Posted on 06 May 2018
I returned to work from my 14 weeks Shared Parental Leave on 6th March. I stopped doing dad weeknotes after I returned to work, but I thought it was worth another update, because there are things worth writing about in Luke’s development and in my return to work.
The new routine
To be honest, it’s been a bit of a bumpy reentry, in terms of working out a new routine that works for my work, my wife Sonia’s work, and Luke’s childcare. On top of that, nursery has been the expected melting pot of pathogens, and we all got a pretty horrible viral infection (I was affected for about 4 weeks, and had 2-3 weeks total time off work as a result). But we’re just about getting settled into a routine that works.

Supplied information -

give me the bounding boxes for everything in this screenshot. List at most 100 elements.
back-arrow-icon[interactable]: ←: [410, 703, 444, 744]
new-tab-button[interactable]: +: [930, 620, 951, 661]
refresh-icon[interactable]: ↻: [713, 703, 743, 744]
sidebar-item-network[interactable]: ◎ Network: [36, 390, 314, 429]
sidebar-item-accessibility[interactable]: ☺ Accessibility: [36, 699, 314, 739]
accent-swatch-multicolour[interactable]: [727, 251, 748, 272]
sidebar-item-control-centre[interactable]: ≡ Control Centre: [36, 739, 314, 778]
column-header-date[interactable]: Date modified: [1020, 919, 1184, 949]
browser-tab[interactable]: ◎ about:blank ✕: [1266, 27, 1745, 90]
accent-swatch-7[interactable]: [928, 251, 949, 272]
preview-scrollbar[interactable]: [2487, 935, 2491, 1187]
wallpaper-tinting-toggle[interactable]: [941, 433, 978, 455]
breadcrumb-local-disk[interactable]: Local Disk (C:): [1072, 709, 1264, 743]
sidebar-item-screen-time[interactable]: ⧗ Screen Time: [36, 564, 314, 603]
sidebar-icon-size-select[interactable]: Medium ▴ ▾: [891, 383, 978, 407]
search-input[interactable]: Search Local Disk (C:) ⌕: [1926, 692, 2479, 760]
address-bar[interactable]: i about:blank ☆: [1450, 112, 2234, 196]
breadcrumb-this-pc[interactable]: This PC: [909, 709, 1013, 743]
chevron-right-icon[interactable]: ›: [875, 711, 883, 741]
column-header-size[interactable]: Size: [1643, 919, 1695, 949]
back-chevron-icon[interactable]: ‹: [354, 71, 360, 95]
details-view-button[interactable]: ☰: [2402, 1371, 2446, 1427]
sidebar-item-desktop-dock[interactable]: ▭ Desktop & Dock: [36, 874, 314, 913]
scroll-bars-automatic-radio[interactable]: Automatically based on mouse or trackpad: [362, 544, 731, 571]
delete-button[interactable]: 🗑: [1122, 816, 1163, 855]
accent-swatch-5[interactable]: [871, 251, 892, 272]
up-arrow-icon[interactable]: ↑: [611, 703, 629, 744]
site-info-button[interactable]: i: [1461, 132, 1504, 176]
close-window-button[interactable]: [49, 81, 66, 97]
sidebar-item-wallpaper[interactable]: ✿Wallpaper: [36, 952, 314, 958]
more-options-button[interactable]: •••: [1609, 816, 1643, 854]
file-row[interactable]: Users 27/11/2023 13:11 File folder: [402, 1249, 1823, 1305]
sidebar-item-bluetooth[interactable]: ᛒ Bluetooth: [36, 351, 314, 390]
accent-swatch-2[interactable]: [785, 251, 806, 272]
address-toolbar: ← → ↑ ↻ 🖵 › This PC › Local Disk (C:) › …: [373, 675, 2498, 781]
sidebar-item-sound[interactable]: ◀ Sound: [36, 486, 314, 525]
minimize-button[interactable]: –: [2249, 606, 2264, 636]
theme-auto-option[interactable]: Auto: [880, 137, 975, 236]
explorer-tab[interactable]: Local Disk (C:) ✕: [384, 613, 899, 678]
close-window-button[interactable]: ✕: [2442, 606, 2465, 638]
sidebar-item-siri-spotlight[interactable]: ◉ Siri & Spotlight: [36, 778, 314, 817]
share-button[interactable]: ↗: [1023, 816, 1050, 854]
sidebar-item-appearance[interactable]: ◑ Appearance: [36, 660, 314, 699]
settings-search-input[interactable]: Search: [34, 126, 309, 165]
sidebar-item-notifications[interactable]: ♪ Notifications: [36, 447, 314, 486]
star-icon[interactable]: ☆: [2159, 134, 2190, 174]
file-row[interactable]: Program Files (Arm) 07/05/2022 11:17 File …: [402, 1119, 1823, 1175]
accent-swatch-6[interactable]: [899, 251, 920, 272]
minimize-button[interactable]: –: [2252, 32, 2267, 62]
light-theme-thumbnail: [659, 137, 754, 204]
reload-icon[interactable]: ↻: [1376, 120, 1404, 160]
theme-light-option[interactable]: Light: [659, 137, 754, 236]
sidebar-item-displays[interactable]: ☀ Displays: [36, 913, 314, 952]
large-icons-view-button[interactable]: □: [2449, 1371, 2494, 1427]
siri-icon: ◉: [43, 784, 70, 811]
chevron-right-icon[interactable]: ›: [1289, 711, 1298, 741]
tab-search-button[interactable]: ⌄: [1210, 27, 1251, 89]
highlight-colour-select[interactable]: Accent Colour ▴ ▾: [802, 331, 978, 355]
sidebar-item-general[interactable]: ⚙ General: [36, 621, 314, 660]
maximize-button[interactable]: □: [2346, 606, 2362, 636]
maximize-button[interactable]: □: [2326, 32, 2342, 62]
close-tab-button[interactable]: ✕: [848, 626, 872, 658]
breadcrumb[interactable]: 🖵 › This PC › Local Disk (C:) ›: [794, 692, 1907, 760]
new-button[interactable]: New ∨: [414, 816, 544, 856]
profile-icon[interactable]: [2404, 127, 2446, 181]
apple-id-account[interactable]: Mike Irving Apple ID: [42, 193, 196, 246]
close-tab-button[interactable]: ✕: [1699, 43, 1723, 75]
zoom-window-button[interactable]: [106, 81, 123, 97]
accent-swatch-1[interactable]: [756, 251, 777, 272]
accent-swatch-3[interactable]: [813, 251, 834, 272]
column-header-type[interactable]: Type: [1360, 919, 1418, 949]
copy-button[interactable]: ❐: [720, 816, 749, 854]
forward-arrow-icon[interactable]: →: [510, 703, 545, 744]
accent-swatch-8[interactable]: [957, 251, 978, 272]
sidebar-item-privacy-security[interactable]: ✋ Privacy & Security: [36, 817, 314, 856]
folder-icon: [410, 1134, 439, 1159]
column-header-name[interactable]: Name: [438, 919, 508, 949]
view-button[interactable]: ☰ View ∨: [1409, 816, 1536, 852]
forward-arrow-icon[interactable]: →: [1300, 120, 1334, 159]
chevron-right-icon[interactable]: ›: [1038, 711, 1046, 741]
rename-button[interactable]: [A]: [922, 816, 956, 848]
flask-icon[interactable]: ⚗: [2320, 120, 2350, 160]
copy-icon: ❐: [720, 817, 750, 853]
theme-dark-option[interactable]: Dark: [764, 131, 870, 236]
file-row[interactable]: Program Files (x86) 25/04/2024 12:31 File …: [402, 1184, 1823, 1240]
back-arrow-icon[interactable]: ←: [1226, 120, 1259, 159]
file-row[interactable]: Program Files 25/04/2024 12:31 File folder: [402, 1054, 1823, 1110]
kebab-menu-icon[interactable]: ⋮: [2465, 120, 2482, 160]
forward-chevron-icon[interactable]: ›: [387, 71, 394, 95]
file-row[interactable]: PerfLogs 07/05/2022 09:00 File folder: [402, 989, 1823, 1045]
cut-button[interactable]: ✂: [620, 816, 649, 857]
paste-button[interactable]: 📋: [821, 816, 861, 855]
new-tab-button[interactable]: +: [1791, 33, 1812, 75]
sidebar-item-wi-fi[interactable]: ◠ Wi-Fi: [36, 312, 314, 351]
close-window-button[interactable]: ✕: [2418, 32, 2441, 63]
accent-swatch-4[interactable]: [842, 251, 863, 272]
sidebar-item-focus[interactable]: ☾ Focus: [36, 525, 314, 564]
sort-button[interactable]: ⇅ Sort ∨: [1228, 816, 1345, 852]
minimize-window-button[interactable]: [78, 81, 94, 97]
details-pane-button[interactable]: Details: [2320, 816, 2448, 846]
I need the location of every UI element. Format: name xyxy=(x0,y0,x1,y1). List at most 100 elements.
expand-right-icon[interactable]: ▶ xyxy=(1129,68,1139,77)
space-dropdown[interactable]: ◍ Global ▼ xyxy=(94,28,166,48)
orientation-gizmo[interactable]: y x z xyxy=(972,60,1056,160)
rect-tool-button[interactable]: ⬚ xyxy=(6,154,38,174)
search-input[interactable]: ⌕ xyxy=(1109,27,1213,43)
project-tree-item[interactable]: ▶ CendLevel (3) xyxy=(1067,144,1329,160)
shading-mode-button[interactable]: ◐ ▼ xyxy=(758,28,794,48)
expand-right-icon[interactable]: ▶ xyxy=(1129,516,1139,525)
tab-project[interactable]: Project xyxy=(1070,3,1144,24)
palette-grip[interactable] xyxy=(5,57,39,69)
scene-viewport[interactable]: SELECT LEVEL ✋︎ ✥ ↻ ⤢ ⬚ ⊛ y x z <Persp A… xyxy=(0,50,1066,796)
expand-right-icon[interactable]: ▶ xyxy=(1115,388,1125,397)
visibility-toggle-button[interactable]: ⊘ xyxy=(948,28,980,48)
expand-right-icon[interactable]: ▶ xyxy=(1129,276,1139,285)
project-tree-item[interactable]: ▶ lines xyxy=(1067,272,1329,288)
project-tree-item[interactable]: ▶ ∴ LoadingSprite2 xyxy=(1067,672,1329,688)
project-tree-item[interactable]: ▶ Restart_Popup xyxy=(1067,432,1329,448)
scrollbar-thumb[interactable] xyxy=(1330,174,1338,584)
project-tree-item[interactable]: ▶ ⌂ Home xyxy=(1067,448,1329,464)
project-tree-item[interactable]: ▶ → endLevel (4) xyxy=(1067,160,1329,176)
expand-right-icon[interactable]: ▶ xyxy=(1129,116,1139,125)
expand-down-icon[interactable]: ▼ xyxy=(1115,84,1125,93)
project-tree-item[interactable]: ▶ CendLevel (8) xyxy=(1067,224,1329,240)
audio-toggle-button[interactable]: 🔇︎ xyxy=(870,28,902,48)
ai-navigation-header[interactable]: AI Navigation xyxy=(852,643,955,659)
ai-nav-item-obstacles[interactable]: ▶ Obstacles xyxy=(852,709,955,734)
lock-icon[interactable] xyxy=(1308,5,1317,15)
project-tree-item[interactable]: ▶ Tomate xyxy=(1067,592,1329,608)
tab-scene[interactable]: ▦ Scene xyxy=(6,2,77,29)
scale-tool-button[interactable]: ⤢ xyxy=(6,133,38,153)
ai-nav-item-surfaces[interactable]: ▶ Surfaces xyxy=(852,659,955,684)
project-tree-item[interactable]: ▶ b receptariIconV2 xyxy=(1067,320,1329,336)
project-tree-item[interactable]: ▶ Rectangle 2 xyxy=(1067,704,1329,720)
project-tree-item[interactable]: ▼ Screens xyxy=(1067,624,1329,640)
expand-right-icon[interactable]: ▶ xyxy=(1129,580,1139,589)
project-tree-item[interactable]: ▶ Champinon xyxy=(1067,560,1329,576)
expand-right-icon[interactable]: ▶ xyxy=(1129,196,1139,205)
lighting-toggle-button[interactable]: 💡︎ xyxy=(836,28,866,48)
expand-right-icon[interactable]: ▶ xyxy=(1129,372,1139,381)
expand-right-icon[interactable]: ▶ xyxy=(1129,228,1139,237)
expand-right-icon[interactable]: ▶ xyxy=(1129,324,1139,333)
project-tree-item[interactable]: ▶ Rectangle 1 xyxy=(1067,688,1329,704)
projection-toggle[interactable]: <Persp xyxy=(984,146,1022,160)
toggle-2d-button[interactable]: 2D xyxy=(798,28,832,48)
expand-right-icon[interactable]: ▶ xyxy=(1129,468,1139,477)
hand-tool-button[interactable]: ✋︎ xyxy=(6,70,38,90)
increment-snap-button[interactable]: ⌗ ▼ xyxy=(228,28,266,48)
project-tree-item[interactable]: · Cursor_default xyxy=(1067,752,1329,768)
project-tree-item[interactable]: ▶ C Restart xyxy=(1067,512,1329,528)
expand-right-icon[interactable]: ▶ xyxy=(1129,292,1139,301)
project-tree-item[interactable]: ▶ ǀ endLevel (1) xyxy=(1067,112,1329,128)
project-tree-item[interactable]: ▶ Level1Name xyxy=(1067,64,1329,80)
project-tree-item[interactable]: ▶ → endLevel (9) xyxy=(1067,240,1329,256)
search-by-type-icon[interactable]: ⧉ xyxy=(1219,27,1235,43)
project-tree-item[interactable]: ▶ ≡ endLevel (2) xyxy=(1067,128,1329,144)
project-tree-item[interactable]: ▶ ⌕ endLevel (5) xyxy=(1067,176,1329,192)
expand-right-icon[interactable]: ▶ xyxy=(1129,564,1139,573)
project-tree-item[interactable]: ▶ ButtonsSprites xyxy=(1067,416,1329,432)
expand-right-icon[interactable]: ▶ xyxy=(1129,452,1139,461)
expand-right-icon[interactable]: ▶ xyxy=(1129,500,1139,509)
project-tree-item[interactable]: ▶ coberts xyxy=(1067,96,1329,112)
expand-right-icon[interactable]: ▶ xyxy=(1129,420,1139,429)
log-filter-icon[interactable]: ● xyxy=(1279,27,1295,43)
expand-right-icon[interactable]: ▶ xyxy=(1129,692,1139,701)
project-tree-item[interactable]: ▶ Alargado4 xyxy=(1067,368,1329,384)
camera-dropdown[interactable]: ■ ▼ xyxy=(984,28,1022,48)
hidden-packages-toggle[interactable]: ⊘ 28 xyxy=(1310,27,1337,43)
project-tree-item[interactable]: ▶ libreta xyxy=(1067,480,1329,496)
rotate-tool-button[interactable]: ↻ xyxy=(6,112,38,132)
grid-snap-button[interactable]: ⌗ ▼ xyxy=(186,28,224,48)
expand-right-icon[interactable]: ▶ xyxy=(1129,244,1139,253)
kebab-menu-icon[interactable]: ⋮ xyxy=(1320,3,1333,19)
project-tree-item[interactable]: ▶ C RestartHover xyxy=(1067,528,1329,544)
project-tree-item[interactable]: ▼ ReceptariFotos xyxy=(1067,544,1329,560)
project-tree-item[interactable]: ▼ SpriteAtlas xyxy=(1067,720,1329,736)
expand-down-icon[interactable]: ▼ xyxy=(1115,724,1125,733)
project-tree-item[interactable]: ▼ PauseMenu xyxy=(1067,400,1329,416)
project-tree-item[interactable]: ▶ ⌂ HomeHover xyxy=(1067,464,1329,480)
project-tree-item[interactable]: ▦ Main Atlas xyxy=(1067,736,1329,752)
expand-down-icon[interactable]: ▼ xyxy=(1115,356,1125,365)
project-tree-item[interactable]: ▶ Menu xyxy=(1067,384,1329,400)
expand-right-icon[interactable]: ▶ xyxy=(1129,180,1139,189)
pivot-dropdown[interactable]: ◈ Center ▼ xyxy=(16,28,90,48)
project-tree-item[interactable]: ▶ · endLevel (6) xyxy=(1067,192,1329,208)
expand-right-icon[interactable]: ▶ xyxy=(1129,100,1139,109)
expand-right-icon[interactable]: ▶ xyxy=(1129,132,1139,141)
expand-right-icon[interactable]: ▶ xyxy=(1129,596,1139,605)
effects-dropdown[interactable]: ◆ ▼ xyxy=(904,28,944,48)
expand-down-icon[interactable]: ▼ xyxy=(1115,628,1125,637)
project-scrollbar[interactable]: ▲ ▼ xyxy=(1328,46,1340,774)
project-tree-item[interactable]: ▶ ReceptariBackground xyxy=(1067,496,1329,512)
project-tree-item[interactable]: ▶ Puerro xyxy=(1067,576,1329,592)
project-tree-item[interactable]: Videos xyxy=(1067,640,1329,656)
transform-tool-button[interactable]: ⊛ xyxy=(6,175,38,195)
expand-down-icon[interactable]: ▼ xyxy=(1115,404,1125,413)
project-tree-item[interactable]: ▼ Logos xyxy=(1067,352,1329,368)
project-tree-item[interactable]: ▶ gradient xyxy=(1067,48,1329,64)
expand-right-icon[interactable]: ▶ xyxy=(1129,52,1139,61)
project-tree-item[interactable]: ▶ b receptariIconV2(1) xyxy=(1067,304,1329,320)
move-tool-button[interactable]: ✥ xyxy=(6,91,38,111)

Activities -
• 1. Answer these about the blog post on returning from parental leave:
(a) How many weeks of Shared Parental Leave did the writer take?
(b) On what date did the writer go back to work?
(c) How much time in total did the writer take off work because of the viral infection?
• 2. Write out the blog post on returning from parental leave word for word, from "Posted on 06" to "return to work.".
• 3. Write what comes next in the blog post on returning from parental leave, picking up after its last sentence.

Expected results -
• 1.
(a) 14 weeks
(b) 6th March
(c) 2-3 weeks

• 2.
Posted on 06 May 2018
I returned to work from my 14 weeks Shared Parental Leave on 6th March. I stopped doing dad weeknotes after I returned to work, but I thought it was worth another update, because there are things worth writing about in Luke’s development and in my return to work.

• 3.
Luke is in nursery 4 days a week (every day except Wednesday), 9am to 5pm. Every morning, we need to get him out of bed, change his nappy, prepare his breakfast, give him breakfast, get him dressed, and supervise him enough while he plays. At the same time, we have to get ourselves showered, dressed, teeth cleaned, and sometimes shaved, hair washed and dried. Every evening, we need to pick up Luke, take him home, prepare his dinner, give him dinner, give him his bath and brush his teeth, read him stories, and put him to bed.
My work is flexible enough that I can arrive late or leave early in order to do drop off or pick up, but I still need to put in the hours. So if I need to leave at 4.15pm to get to nursery in time, I need to be at work well before 9. And if I arrive at 9.45pm having done drop off, I stay in til 6pm.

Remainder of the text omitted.